- The problem: Read the lines below. Copy out any that hold the string "this".

- Dataset rows:

::::

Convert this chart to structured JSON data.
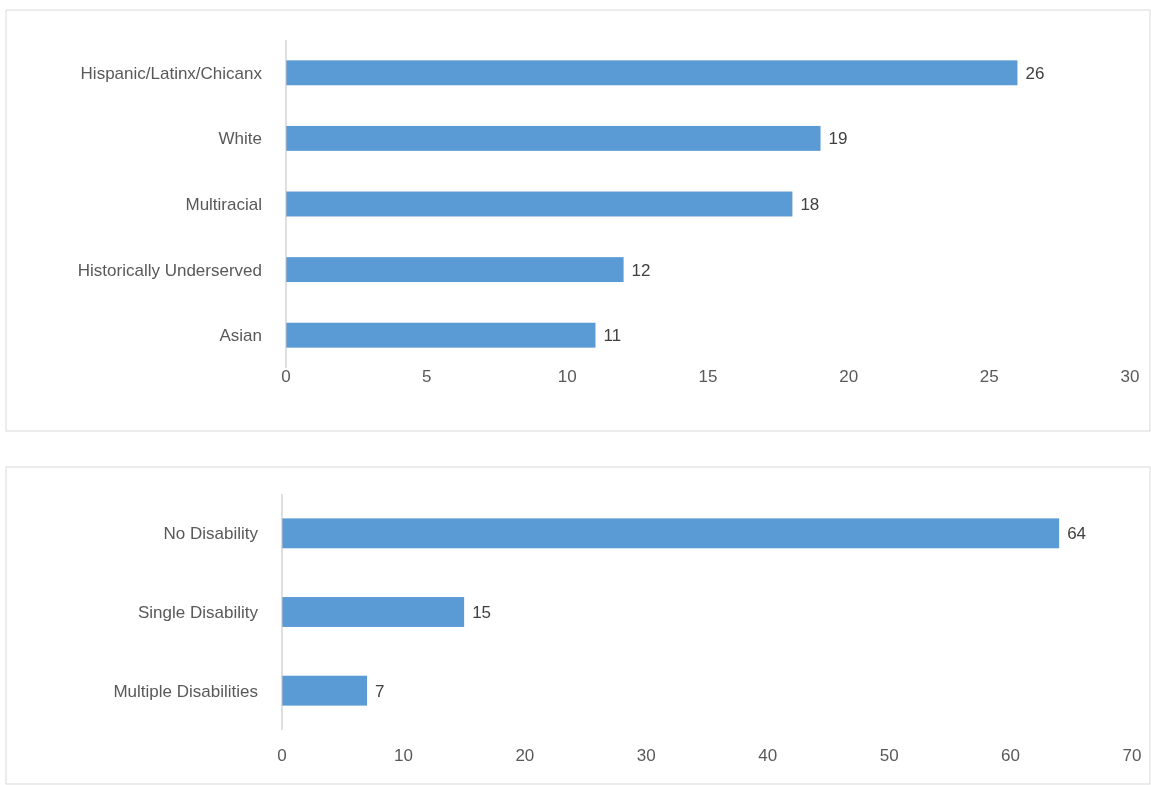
{
  "chart_data": [
    {
      "type": "bar",
      "orientation": "horizontal",
      "categories": [
        "Hispanic/Latinx/Chicanx",
        "White",
        "Multiracial",
        "Historically Underserved",
        "Asian"
      ],
      "values": [
        26,
        19,
        18,
        12,
        11
      ],
      "color": "#5b9bd5",
      "xlim": [
        0,
        30
      ],
      "xticks": [
        0,
        5,
        10,
        15,
        20,
        25,
        30
      ],
      "data_labels": true,
      "grid": false
    },
    {
      "type": "bar",
      "orientation": "horizontal",
      "categories": [
        "No Disability",
        "Single Disability",
        "Multiple Disabilities"
      ],
      "values": [
        64,
        15,
        7
      ],
      "color": "#5b9bd5",
      "xlim": [
        0,
        70
      ],
      "xticks": [
        0,
        10,
        20,
        30,
        40,
        50,
        60,
        70
      ],
      "data_labels": true,
      "grid": false
    }
  ]
}
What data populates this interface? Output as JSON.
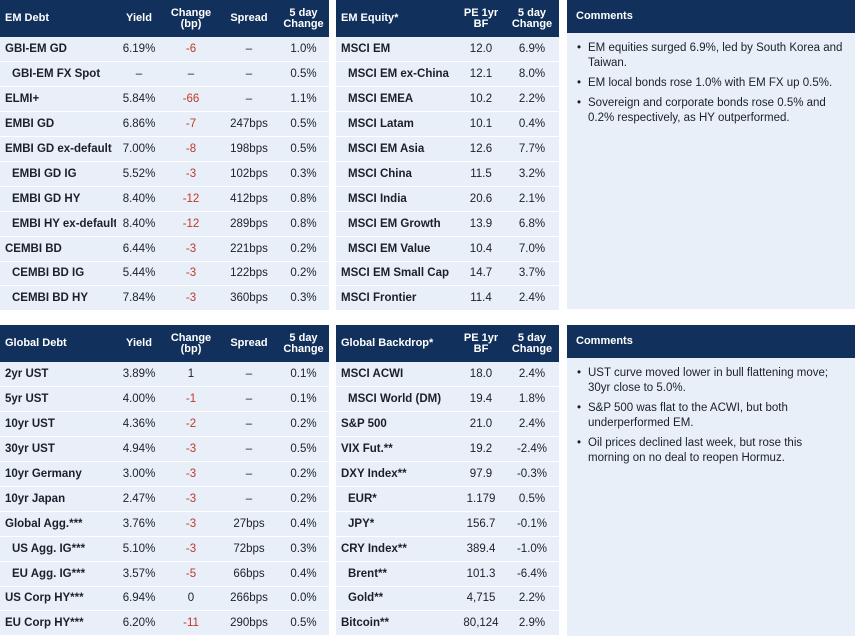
{
  "em_debt": {
    "headers": [
      "EM Debt",
      "Yield",
      "Change (bp)",
      "Spread",
      "5 day Change"
    ],
    "rows": [
      {
        "name": "GBI-EM GD",
        "yield": "6.19%",
        "change": "-6",
        "spread": "–",
        "five_day": "1.0%",
        "indent": false
      },
      {
        "name": "GBI-EM FX Spot",
        "yield": "–",
        "change": "–",
        "spread": "–",
        "five_day": "0.5%",
        "indent": true
      },
      {
        "name": "ELMI+",
        "yield": "5.84%",
        "change": "-66",
        "spread": "–",
        "five_day": "1.1%",
        "indent": false
      },
      {
        "name": "EMBI GD",
        "yield": "6.86%",
        "change": "-7",
        "spread": "247bps",
        "five_day": "0.5%",
        "indent": false
      },
      {
        "name": "EMBI GD ex-default",
        "yield": "7.00%",
        "change": "-8",
        "spread": "198bps",
        "five_day": "0.5%",
        "indent": false
      },
      {
        "name": "EMBI GD IG",
        "yield": "5.52%",
        "change": "-3",
        "spread": "102bps",
        "five_day": "0.3%",
        "indent": true
      },
      {
        "name": "EMBI GD HY",
        "yield": "8.40%",
        "change": "-12",
        "spread": "412bps",
        "five_day": "0.8%",
        "indent": true
      },
      {
        "name": "EMBI HY ex-default",
        "yield": "8.40%",
        "change": "-12",
        "spread": "289bps",
        "five_day": "0.8%",
        "indent": true
      },
      {
        "name": "CEMBI BD",
        "yield": "6.44%",
        "change": "-3",
        "spread": "221bps",
        "five_day": "0.2%",
        "indent": false
      },
      {
        "name": "CEMBI BD IG",
        "yield": "5.44%",
        "change": "-3",
        "spread": "122bps",
        "five_day": "0.2%",
        "indent": true
      },
      {
        "name": "CEMBI BD HY",
        "yield": "7.84%",
        "change": "-3",
        "spread": "360bps",
        "five_day": "0.3%",
        "indent": true
      }
    ]
  },
  "em_equity": {
    "headers": [
      "EM Equity*",
      "PE 1yr BF",
      "5 day Change"
    ],
    "rows": [
      {
        "name": "MSCI EM",
        "pe": "12.0",
        "five_day": "6.9%",
        "indent": false
      },
      {
        "name": "MSCI EM ex-China",
        "pe": "12.1",
        "five_day": "8.0%",
        "indent": true
      },
      {
        "name": "MSCI EMEA",
        "pe": "10.2",
        "five_day": "2.2%",
        "indent": true
      },
      {
        "name": "MSCI Latam",
        "pe": "10.1",
        "five_day": "0.4%",
        "indent": true
      },
      {
        "name": "MSCI EM Asia",
        "pe": "12.6",
        "five_day": "7.7%",
        "indent": true
      },
      {
        "name": "MSCI China",
        "pe": "11.5",
        "five_day": "3.2%",
        "indent": true
      },
      {
        "name": "MSCI India",
        "pe": "20.6",
        "five_day": "2.1%",
        "indent": true
      },
      {
        "name": "MSCI EM Growth",
        "pe": "13.9",
        "five_day": "6.8%",
        "indent": true
      },
      {
        "name": "MSCI EM Value",
        "pe": "10.4",
        "five_day": "7.0%",
        "indent": true
      },
      {
        "name": "MSCI EM Small Cap",
        "pe": "14.7",
        "five_day": "3.7%",
        "indent": false
      },
      {
        "name": "MSCI Frontier",
        "pe": "11.4",
        "five_day": "2.4%",
        "indent": false
      }
    ]
  },
  "comments_top": {
    "title": "Comments",
    "items": [
      "EM equities surged 6.9%, led by South Korea and Taiwan.",
      "EM local bonds rose 1.0% with EM FX up 0.5%.",
      "Sovereign and corporate bonds rose 0.5% and 0.2% respectively, as HY outperformed."
    ]
  },
  "global_debt": {
    "headers": [
      "Global Debt",
      "Yield",
      "Change (bp)",
      "Spread",
      "5 day Change"
    ],
    "rows": [
      {
        "name": "2yr UST",
        "yield": "3.89%",
        "change": "1",
        "spread": "–",
        "five_day": "0.1%",
        "indent": false
      },
      {
        "name": "5yr UST",
        "yield": "4.00%",
        "change": "-1",
        "spread": "–",
        "five_day": "0.1%",
        "indent": false
      },
      {
        "name": "10yr UST",
        "yield": "4.36%",
        "change": "-2",
        "spread": "–",
        "five_day": "0.2%",
        "indent": false
      },
      {
        "name": "30yr UST",
        "yield": "4.94%",
        "change": "-3",
        "spread": "–",
        "five_day": "0.5%",
        "indent": false
      },
      {
        "name": "10yr Germany",
        "yield": "3.00%",
        "change": "-3",
        "spread": "–",
        "five_day": "0.2%",
        "indent": false
      },
      {
        "name": "10yr Japan",
        "yield": "2.47%",
        "change": "-3",
        "spread": "–",
        "five_day": "0.2%",
        "indent": false
      },
      {
        "name": "Global Agg.***",
        "yield": "3.76%",
        "change": "-3",
        "spread": "27bps",
        "five_day": "0.4%",
        "indent": false
      },
      {
        "name": "US Agg. IG***",
        "yield": "5.10%",
        "change": "-3",
        "spread": "72bps",
        "five_day": "0.3%",
        "indent": true
      },
      {
        "name": "EU Agg. IG***",
        "yield": "3.57%",
        "change": "-5",
        "spread": "66bps",
        "five_day": "0.4%",
        "indent": true
      },
      {
        "name": "US Corp HY***",
        "yield": "6.94%",
        "change": "0",
        "spread": "266bps",
        "five_day": "0.0%",
        "indent": false
      },
      {
        "name": "EU Corp HY***",
        "yield": "6.20%",
        "change": "-11",
        "spread": "290bps",
        "five_day": "0.5%",
        "indent": false
      }
    ]
  },
  "global_backdrop": {
    "headers": [
      "Global Backdrop*",
      "PE 1yr BF",
      "5 day Change"
    ],
    "rows": [
      {
        "name": "MSCI ACWI",
        "pe": "18.0",
        "five_day": "2.4%",
        "indent": false
      },
      {
        "name": "MSCI World (DM)",
        "pe": "19.4",
        "five_day": "1.8%",
        "indent": true
      },
      {
        "name": "S&P 500",
        "pe": "21.0",
        "five_day": "2.4%",
        "indent": false
      },
      {
        "name": "VIX Fut.**",
        "pe": "19.2",
        "five_day": "-2.4%",
        "indent": false
      },
      {
        "name": "DXY Index**",
        "pe": "97.9",
        "five_day": "-0.3%",
        "indent": false
      },
      {
        "name": "EUR*",
        "pe": "1.179",
        "five_day": "0.5%",
        "indent": true
      },
      {
        "name": "JPY*",
        "pe": "156.7",
        "five_day": "-0.1%",
        "indent": true
      },
      {
        "name": "CRY Index**",
        "pe": "389.4",
        "five_day": "-1.0%",
        "indent": false
      },
      {
        "name": "Brent**",
        "pe": "101.3",
        "five_day": "-6.4%",
        "indent": true
      },
      {
        "name": "Gold**",
        "pe": "4,715",
        "five_day": "2.2%",
        "indent": true
      },
      {
        "name": "Bitcoin**",
        "pe": "80,124",
        "five_day": "2.9%",
        "indent": false
      }
    ]
  },
  "comments_bottom": {
    "title": "Comments",
    "items": [
      "UST curve moved lower in bull flattening move; 30yr close to 5.0%.",
      "S&P 500 was flat to the ACWI, but both underperformed EM.",
      "Oil prices declined last week, but rose this morning on no deal to reopen Hormuz."
    ]
  }
}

::::

- Exercise response:
Convert this chart to structured JSON data.
What data populates this interface? Output as JSON.
      "Oil prices declined last week, but rose this morning on no deal to reopen Hormuz."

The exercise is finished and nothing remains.